◆ **Given problem**
Using the entries that follow, collect the lines where the word "geográficos" appears.
#### Supplied material
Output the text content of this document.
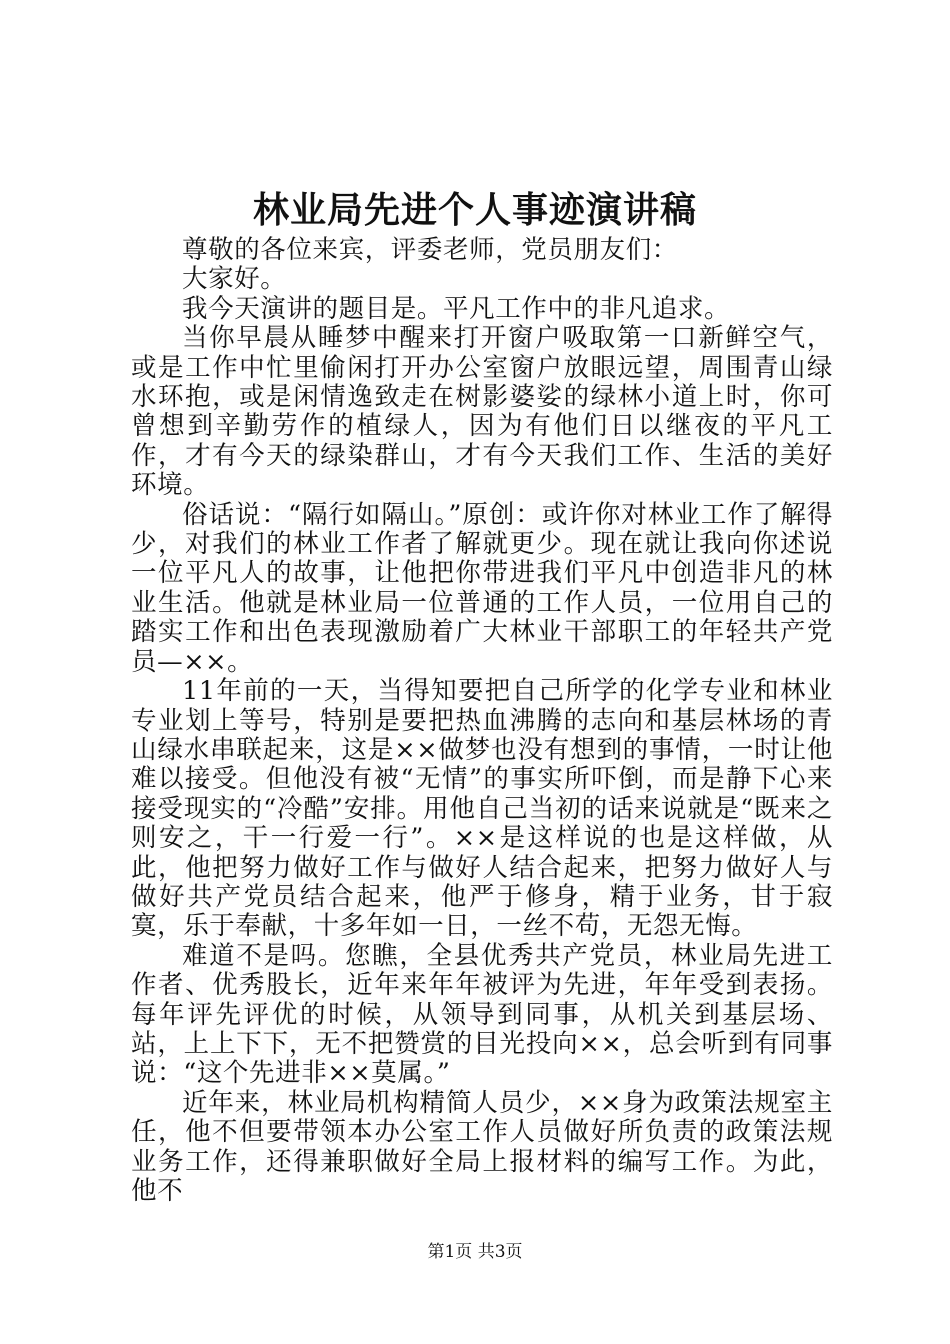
林业局先进个人事迹演讲稿

尊敬的各位来宾，评委老师，党员朋友们：

大家好。

我今天演讲的题目是。平凡工作中的非凡追求。

当你早晨从睡梦中醒来打开窗户吸取第一口新鲜空气，或是工作中忙里偷闲打开办公室窗户放眼远望，周围青山绿水环抱，或是闲情逸致走在树影婆娑的绿林小道上时，你可曾想到辛勤劳作的植绿人，因为有他们日以继夜的平凡工作，才有今天的绿染群山，才有今天我们工作、生活的美好环境。

俗话说：“隔行如隔山。”原创：或许你对林业工作了解得少，对我们的林业工作者了解就更少。现在就让我向你述说一位平凡人的故事，让他把你带进我们平凡中创造非凡的林业生活。他就是林业局一位普通的工作人员，一位用自己的踏实工作和出色表现激励着广大林业干部职工的年轻共产党员—××。

11年前的一天，当得知要把自己所学的化学专业和林业专业划上等号，特别是要把热血沸腾的志向和基层林场的青山绿水串联起来，这是××做梦也没有想到的事情，一时让他难以接受。但他没有被“无情”的事实所吓倒，而是静下心来接受现实的“冷酷”安排。用他自己当初的话来说就是“既来之则安之，干一行爱一行”。××是这样说的也是这样做，从此，他把努力做好工作与做好人结合起来，把努力做好人与做好共产党员结合起来，他严于修身，精于业务，甘于寂寞，乐于奉献，十多年如一日，一丝不苟，无怨无悔。

难道不是吗。您瞧，全县优秀共产党员，林业局先进工作者、优秀股长，近年来年年被评为先进，年年受到表扬。每年评先评优的时候，从领导到同事，从机关到基层场、站，上上下下，无不把赞赏的目光投向××，总会听到有同事说：“这个先进非××莫属。”

近年来，林业局机构精简人员少，××身为政策法规室主任，他不但要带领本办公室工作人员做好所负责的政策法规业务工作，还得兼职做好全局上报材料的编写工作。为此，他不

第1页 共3页
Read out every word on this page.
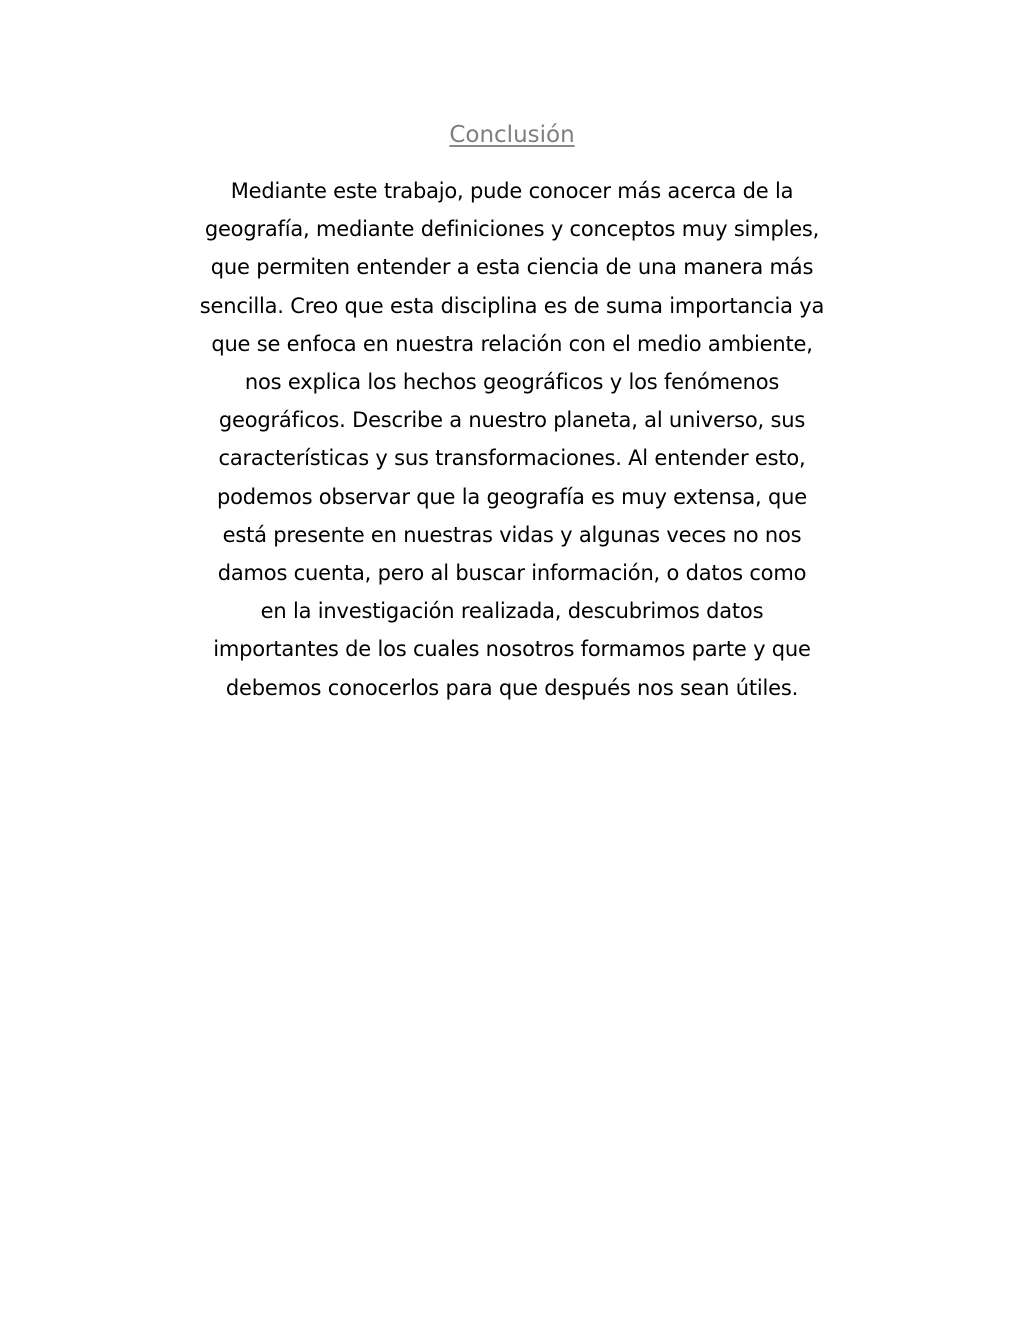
Conclusión

Mediante este trabajo, pude conocer más acerca de la
geografía, mediante definiciones y conceptos muy simples,
que permiten entender a esta ciencia de una manera más
sencilla. Creo que esta disciplina es de suma importancia ya
que se enfoca en nuestra relación con el medio ambiente,
nos explica los hechos geográficos y los fenómenos
geográficos. Describe a nuestro planeta, al universo, sus
características y sus transformaciones. Al entender esto,
podemos observar que la geografía es muy extensa, que
está presente en nuestras vidas y algunas veces no nos
damos cuenta, pero al buscar información, o datos como
en la investigación realizada, descubrimos datos
importantes de los cuales nosotros formamos parte y que
debemos conocerlos para que después nos sean útiles.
########
◆ **Solution**
nos explica los hechos geográficos y los fenómenos
geográficos. Describe a nuestro planeta, al universo, sus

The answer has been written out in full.